begin
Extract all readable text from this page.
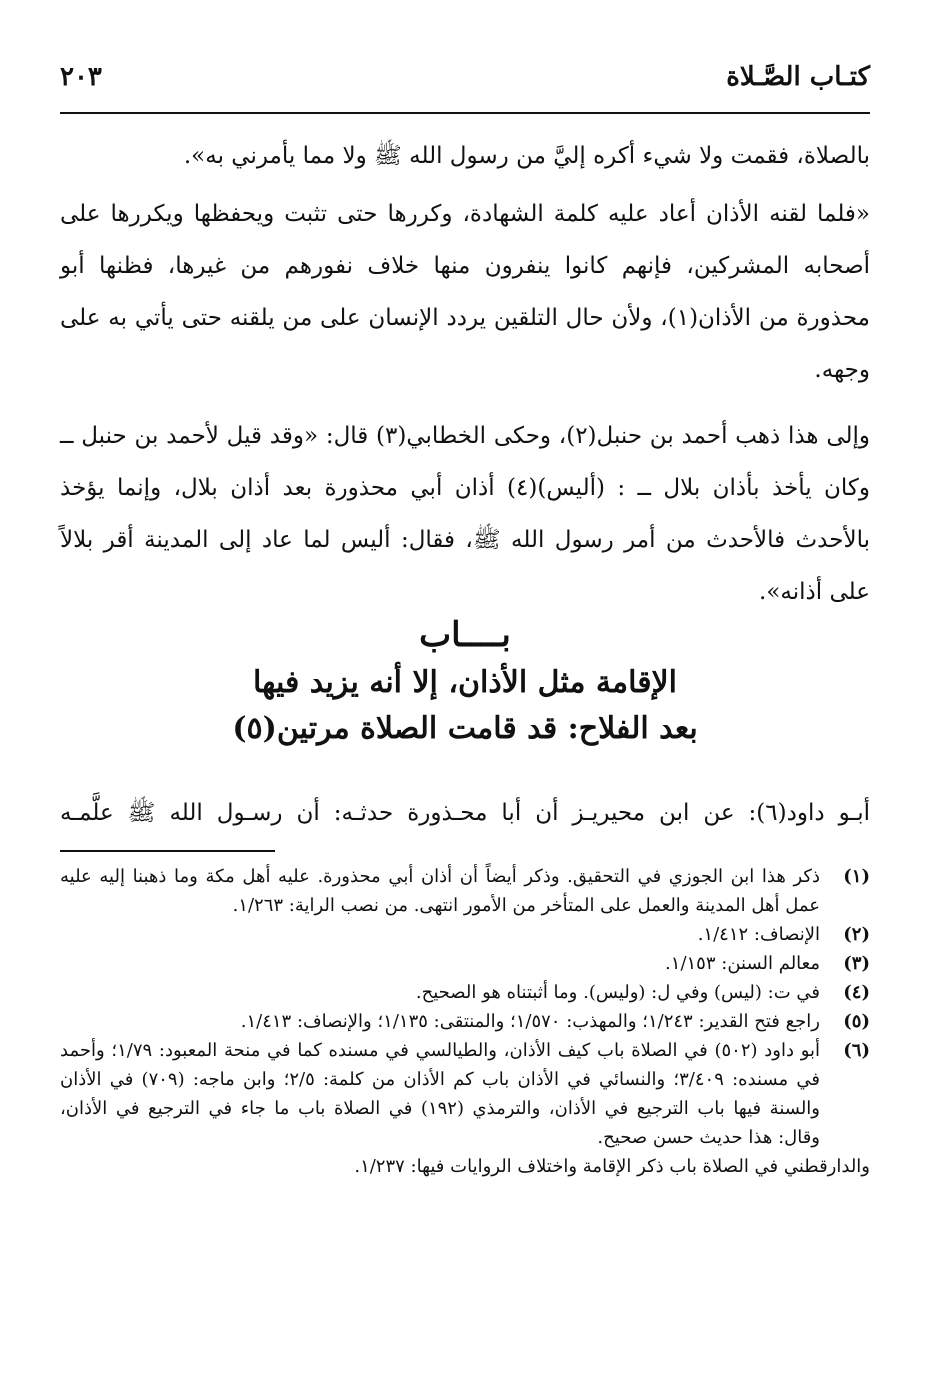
كتـاب الصَّـلاة
٢٠٣

بالصلاة، فقمت ولا شيء أكره إليَّ من رسول الله ﷺ ولا مما يأمرني به».

«فلما لقنه الأذان أعاد عليه كلمة الشهادة، وكررها حتى تثبت ويحفظها ويكررها على أصحابه المشركين، فإنهم كانوا ينفرون منها خلاف نفورهم من غيرها، فظنها أبو محذورة من الأذان(١)، ولأن حال التلقين يردد الإنسان على من يلقنه حتى يأتي به على وجهه.

وإلى هذا ذهب أحمد بن حنبل(٢)، وحكى الخطابي(٣) قال: «وقد قيل لأحمد بن حنبل ــ وكان يأخذ بأذان بلال ــ : (أليس)(٤) أذان أبي محذورة بعد أذان بلال، وإنما يؤخذ بالأحدث فالأحدث من أمر رسول الله ﷺ، فقال: أليس لما عاد إلى المدينة أقر بلالاً على أذانه».

بــــاب
الإقامة مثل الأذان، إلا أنه يزيد فيها
بعد الفلاح: قد قامت الصلاة مرتين(٥)
أبـو داود(٦): عن ابن محيريـز أن أبا محـذورة حدثـه: أن رسـول الله ﷺ علَّمـه
(١)
ذكر هذا ابن الجوزي في التحقيق. وذكر أيضاً أن أذان أبي محذورة. عليه أهل مكة وما ذهبنا إليه عليه عمل أهل المدينة والعمل على المتأخر من الأمور انتهى. من نصب الراية: ١/٢٦٣.
(٢)
الإنصاف: ١/٤١٢.
(٣)
معالم السنن: ١/١٥٣.
(٤)
في ت: (ليس) وفي ل: (وليس). وما أثبتناه هو الصحيح.
(٥)
راجع فتح القدير: ١/٢٤٣؛ والمهذب: ١/٥٧٠؛ والمنتقى: ١/١٣٥؛ والإنصاف: ١/٤١٣.
(٦)
أبو داود (٥٠٢) في الصلاة باب كيف الأذان، والطيالسي في مسنده كما في منحة المعبود: ١/٧٩؛ وأحمد في مسنده: ٣/٤٠٩؛ والنسائي في الأذان باب كم الأذان من كلمة: ٢/٥؛ وابن ماجه: (٧٠٩) في الأذان والسنة فيها باب الترجيع في الأذان، والترمذي (١٩٢) في الصلاة باب ما جاء في الترجيع في الأذان، وقال: هذا حديث حسن صحيح.
والدارقطني في الصلاة باب ذكر الإقامة واختلاف الروايات فيها: ١/٢٣٧.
end
Your instructions. Gather and copy every line of the data in which the string "عليه" is found.

Solution to this problem.
«فلما لقنه الأذان أعاد عليه كلمة الشهادة، وكررها حتى تثبت ويحفظها ويكررها على أصحابه المشركين، فإنهم كانوا ينفرون منها خلاف نفورهم من غيرها، فظنها أبو محذورة من الأذان(١)، ولأن حال التلقين يردد الإنسان على من يلقنه حتى يأتي به على وجهه.
ذكر هذا ابن الجوزي في التحقيق. وذكر أيضاً أن أذان أبي محذورة. عليه أهل مكة وما ذهبنا إليه عليه عمل أهل المدينة والعمل على المتأخر من الأمور انتهى. من نصب الراية: ١/٢٦٣.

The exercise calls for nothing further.